Extracted data entries
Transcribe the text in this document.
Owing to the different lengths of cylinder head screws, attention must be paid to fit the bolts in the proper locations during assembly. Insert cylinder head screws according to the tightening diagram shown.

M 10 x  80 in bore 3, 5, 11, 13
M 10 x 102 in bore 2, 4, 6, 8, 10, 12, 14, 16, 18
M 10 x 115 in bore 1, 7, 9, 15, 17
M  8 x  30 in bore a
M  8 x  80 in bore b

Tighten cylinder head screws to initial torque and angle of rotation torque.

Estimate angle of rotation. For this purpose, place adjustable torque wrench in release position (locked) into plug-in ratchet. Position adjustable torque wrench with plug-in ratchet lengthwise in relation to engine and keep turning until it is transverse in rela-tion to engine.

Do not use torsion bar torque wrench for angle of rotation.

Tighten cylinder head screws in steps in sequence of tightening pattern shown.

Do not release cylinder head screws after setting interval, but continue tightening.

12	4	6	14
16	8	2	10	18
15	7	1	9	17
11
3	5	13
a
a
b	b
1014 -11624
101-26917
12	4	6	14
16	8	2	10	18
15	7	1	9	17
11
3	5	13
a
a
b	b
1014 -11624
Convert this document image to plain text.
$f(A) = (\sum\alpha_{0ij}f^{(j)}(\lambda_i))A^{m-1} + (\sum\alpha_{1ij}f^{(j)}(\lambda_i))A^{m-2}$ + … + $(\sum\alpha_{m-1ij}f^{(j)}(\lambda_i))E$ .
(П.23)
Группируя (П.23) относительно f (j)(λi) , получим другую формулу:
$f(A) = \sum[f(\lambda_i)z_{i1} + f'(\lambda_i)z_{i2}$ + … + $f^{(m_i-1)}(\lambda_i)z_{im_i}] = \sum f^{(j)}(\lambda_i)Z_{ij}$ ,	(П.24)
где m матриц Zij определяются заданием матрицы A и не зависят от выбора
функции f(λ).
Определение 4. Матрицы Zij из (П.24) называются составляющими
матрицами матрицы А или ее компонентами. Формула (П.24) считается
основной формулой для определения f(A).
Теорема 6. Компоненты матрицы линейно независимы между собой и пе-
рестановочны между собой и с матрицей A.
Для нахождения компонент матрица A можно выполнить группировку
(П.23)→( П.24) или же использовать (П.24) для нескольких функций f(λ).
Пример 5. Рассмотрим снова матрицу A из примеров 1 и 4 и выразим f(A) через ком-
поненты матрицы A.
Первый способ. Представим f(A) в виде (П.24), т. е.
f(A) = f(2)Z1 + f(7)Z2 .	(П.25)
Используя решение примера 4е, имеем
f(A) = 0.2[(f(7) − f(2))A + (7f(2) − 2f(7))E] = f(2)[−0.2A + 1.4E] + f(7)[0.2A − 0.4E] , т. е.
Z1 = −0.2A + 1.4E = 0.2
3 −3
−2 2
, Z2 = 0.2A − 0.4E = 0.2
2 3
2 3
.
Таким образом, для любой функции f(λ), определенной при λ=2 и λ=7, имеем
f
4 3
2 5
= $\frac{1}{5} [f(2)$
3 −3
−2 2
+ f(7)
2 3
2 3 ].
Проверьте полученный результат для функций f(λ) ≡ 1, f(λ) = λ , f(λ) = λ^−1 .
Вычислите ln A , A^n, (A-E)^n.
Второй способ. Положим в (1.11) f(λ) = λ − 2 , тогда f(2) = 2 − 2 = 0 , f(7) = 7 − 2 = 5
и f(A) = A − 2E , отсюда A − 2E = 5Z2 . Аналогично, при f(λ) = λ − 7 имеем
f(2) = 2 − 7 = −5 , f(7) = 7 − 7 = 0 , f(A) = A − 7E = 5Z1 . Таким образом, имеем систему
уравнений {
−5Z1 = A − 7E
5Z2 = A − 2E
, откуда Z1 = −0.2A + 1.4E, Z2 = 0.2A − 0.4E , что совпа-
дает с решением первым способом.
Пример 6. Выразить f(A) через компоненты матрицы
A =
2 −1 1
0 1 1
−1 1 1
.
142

[Exercise prompt] Show every line above in which the word "образом" occurs.

[Exercise solution]
Таким образом, для любой функции f(λ), определенной при λ=2 и λ=7, имеем
f(2) = 2 − 7 = −5 , f(7) = 7 − 7 = 0 , f(A) = A − 7E = 5Z1 . Таким образом, имеем систему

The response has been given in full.